▶ YOUR TASK
Write out the material below again, unchanged.

— START ITEMS —

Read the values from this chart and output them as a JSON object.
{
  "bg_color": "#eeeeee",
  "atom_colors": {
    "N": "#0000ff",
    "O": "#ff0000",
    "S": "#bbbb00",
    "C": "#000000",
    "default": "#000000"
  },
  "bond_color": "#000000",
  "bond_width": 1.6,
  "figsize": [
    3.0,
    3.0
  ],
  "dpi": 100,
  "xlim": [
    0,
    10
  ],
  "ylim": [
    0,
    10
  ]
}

— END ITEMS —

▶ COMPLETED TASK
Read the values from this chart and output them as a JSON object.
{
  "bg_color": "#eeeeee",
  "atom_colors": {
    "N": "#0000ff",
    "O": "#ff0000",
    "S": "#bbbb00",
    "C": "#000000",
    "default": "#000000"
  },
  "bond_color": "#000000",
  "bond_width": 1.6,
  "figsize": [
    3.0,
    3.0
  ],
  "dpi": 100,
  "xlim": [
    0,
    10
  ],
  "ylim": [
    0,
    10
  ]
}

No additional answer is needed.